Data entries
+ + + + +
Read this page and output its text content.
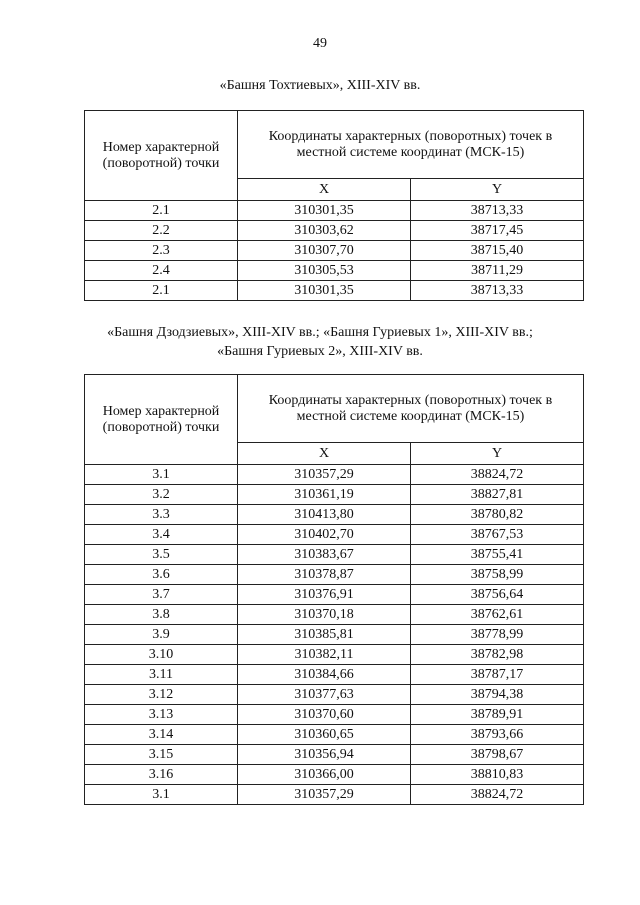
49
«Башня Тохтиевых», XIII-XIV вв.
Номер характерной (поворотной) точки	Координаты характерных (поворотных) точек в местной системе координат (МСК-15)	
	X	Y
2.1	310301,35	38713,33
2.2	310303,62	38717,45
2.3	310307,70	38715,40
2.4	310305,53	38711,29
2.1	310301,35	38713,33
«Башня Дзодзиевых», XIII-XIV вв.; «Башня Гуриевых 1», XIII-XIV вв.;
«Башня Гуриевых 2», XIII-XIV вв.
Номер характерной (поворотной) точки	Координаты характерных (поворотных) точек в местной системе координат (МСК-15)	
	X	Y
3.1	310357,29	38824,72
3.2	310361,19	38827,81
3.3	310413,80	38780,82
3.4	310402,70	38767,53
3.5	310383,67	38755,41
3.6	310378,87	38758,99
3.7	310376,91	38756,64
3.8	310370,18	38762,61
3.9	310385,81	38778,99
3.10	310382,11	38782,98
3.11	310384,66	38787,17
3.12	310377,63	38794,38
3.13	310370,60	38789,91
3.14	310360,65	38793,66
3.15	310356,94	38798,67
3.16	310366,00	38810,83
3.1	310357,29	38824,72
+ + + + +
Keep the pictures out of the copy and return the rest of the data above exactly.

Read this page and output its text content.
49
«Башня Тохтиевых», XIII-XIV вв.
Номер характерной (поворотной) точки	Координаты характерных (поворотных) точек в местной системе координат (МСК-15)	
	X	Y
2.1	310301,35	38713,33
2.2	310303,62	38717,45
2.3	310307,70	38715,40
2.4	310305,53	38711,29
2.1	310301,35	38713,33
«Башня Дзодзиевых», XIII-XIV вв.; «Башня Гуриевых 1», XIII-XIV вв.;
«Башня Гуриевых 2», XIII-XIV вв.
Номер характерной (поворотной) точки	Координаты характерных (поворотных) точек в местной системе координат (МСК-15)	
	X	Y
3.1	310357,29	38824,72
3.2	310361,19	38827,81
3.3	310413,80	38780,82
3.4	310402,70	38767,53
3.5	310383,67	38755,41
3.6	310378,87	38758,99
3.7	310376,91	38756,64
3.8	310370,18	38762,61
3.9	310385,81	38778,99
3.10	310382,11	38782,98
3.11	310384,66	38787,17
3.12	310377,63	38794,38
3.13	310370,60	38789,91
3.14	310360,65	38793,66
3.15	310356,94	38798,67
3.16	310366,00	38810,83
3.1	310357,29	38824,72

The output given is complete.